- _REQUIREMENTS_: Without including any images, repeat the data exactly.

- _AVAILABLE DATA_:
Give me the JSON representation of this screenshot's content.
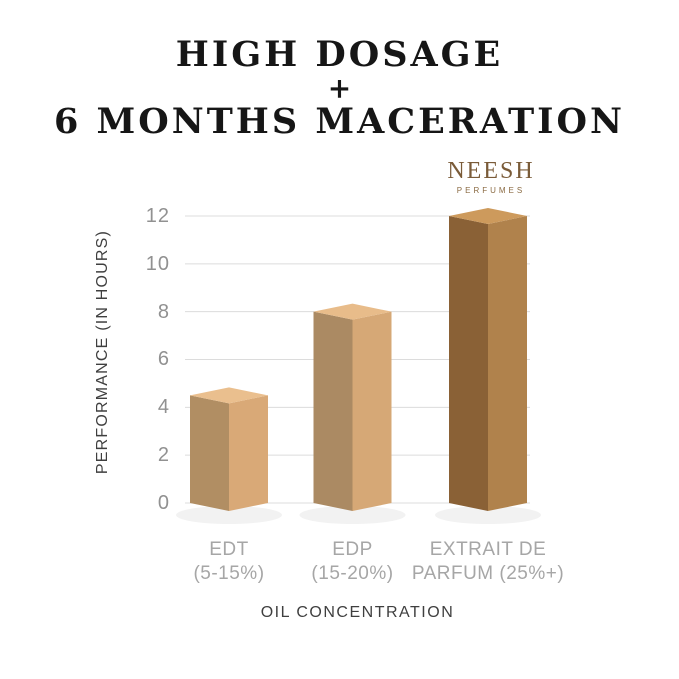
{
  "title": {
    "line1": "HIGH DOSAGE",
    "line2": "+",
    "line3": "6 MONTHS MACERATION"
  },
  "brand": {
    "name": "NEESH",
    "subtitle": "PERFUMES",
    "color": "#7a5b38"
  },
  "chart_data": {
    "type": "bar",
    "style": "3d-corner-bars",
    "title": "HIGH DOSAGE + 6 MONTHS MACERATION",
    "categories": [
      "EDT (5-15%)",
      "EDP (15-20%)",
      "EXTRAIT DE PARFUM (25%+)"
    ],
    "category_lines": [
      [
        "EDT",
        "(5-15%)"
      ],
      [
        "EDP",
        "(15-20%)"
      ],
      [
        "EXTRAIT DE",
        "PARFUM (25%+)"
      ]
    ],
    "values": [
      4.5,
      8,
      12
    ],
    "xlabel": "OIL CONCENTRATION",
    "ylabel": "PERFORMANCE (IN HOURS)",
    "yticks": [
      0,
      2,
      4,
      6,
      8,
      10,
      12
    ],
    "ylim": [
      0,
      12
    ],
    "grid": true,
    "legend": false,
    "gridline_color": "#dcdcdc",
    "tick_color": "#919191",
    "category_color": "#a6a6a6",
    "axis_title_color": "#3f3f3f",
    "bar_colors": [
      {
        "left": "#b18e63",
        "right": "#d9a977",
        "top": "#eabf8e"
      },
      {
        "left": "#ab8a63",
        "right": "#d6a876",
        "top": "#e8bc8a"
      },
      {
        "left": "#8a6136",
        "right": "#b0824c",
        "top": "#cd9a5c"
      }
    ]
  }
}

- _FINAL RESULT_:
Give me the JSON representation of this screenshot's content.
{
  "title": {
    "line1": "HIGH DOSAGE",
    "line2": "+",
    "line3": "6 MONTHS MACERATION"
  },
  "brand": {
    "name": "NEESH",
    "subtitle": "PERFUMES",
    "color": "#7a5b38"
  },
  "chart_data": {
    "type": "bar",
    "style": "3d-corner-bars",
    "title": "HIGH DOSAGE + 6 MONTHS MACERATION",
    "categories": [
      "EDT (5-15%)",
      "EDP (15-20%)",
      "EXTRAIT DE PARFUM (25%+)"
    ],
    "category_lines": [
      [
        "EDT",
        "(5-15%)"
      ],
      [
        "EDP",
        "(15-20%)"
      ],
      [
        "EXTRAIT DE",
        "PARFUM (25%+)"
      ]
    ],
    "values": [
      4.5,
      8,
      12
    ],
    "xlabel": "OIL CONCENTRATION",
    "ylabel": "PERFORMANCE (IN HOURS)",
    "yticks": [
      0,
      2,
      4,
      6,
      8,
      10,
      12
    ],
    "ylim": [
      0,
      12
    ],
    "grid": true,
    "legend": false,
    "gridline_color": "#dcdcdc",
    "tick_color": "#919191",
    "category_color": "#a6a6a6",
    "axis_title_color": "#3f3f3f",
    "bar_colors": [
      {
        "left": "#b18e63",
        "right": "#d9a977",
        "top": "#eabf8e"
      },
      {
        "left": "#ab8a63",
        "right": "#d6a876",
        "top": "#e8bc8a"
      },
      {
        "left": "#8a6136",
        "right": "#b0824c",
        "top": "#cd9a5c"
      }
    ]
  }
}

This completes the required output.